Brano citato

Era forse la notizia più attesa del 2020: uno dei vaccini sperimentali sta dando ottimi risultati anche nei test decisivi, quelli condotti su decine di migliaia di pazienti. È l’ultimo passo prima della richiesta di un’autorizzazione al commercio, ma non significa che la pandemia sia già sconfitta. Prima di avere un vaccino disponibile in tutto il mondo, infatti, passeranno probabilmente diversi mesi.

Il vaccino in questione è stato sviluppato dalla multinazionale farmaceutica Pfizer e dalla società tedesca BioNTech. La sperimentazione è ancora in corso ma dopo i primi 94 casi registrati tra i partecipanti (che per metà hanno ricevuto un vaccino e per metà un placebo) i risultati indicano «un’efficacia superiore al 90% una settimana dopo la seconda dose». Il vaccino infatti richiede una doppia somministrazione a tre settimane di distanza. «Lavoro allo sviluppo di vaccini da 35 anni», ha detto a Statnews William Gruber, vicepresidente della ricerca clinica della Pfizer. «Ho visto molte cose efficaci. Questa è straordinaria».

Record forniti

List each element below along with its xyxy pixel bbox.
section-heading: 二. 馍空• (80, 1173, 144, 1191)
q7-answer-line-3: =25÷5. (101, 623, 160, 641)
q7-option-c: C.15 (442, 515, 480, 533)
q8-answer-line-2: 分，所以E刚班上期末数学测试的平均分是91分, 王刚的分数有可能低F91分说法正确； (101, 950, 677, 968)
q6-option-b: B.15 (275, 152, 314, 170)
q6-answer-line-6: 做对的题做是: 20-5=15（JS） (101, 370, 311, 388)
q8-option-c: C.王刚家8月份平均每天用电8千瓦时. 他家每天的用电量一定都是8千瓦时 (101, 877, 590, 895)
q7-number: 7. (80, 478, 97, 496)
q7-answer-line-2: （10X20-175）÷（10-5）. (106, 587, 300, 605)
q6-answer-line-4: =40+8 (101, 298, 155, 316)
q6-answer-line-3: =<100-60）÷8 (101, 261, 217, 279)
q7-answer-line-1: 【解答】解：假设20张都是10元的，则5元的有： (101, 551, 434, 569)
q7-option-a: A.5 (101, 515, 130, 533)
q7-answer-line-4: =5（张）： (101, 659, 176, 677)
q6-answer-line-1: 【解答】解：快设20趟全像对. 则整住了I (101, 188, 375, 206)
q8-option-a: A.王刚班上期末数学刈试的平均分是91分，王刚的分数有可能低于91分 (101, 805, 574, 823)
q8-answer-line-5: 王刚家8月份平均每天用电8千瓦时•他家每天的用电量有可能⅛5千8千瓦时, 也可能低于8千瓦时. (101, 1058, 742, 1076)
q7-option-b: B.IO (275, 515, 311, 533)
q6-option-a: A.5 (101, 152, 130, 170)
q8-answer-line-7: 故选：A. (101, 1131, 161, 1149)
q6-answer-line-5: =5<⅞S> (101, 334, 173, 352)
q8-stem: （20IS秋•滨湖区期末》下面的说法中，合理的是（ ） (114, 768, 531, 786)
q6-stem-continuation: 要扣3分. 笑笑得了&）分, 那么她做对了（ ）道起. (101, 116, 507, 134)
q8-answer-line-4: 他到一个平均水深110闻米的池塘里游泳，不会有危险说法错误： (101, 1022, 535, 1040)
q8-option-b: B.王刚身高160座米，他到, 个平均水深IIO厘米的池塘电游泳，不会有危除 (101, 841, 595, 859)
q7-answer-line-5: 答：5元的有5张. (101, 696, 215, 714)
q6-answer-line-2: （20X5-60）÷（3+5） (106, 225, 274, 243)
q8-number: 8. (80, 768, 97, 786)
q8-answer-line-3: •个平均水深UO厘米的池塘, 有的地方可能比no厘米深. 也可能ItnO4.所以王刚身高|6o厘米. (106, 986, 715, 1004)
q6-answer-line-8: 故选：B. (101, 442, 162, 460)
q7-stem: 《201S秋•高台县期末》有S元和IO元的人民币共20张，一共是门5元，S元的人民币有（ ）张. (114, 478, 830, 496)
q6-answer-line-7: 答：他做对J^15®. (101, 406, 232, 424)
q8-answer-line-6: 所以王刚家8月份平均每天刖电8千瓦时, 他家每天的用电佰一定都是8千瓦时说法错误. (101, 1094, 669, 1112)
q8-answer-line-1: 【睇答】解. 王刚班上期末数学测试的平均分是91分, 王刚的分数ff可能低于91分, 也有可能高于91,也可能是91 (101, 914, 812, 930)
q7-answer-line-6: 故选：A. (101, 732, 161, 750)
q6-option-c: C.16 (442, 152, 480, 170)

Consegna 1
Traduci in inglese questa frase del brano sul vaccino di Pfizer e BioNTech: «Il vaccino infatti richiede una doppia somministrazione a tre settimane di distanza.»
Consegna 2
Trascrivi senza modifiche la parte del brano sul vaccino di Pfizer e BioNTech compresa tra "Era forse la" e "probabilmente diversi mesi.", estremi inclusi.
Consegna 3
Prosegui il brano sul vaccino di Pfizer e BioNTech dal punto in cui si interrompe.
I record non servono per svolgere quanto richiesto.

Risposta 1
In fact, the vaccine requires two doses given three weeks apart.

Risposta 2
Era forse la notizia più attesa del 2020: uno dei vaccini sperimentali sta dando ottimi risultati anche nei test decisivi, quelli condotti su decine di migliaia di pazienti. È l’ultimo passo prima della richiesta di un’autorizzazione al commercio, ma non significa che la pandemia sia già sconfitta. Prima di avere un vaccino disponibile in tutto il mondo, infatti, passeranno probabilmente diversi mesi.

Risposta 3
I dati non sono ancora quelli definitivi, ma provengono da un’analisi intermedia sui dati raccolti da aprile a oggi. Lo studio è ancora in corso e la seconda dose del vaccino (o il placebo) deve essere ancora somministrata a 4 mila sul totale di 44 mila partecipanti previsti.

Nonostante il buon esito annunciato, Pfizer e BioNTech non chiederanno immediatamente un’autorizzazione al commercio del vaccino, nemmeno in forma «emergenziale» come si fa nei casi di crisi sanitaria. Prima aspetteranno che tutti i partecipanti abbiano ricevuto la seconda dose da almeno due settimane, e questo significa che il vaccino non sarà autorizzato prima della terza decade di novembre.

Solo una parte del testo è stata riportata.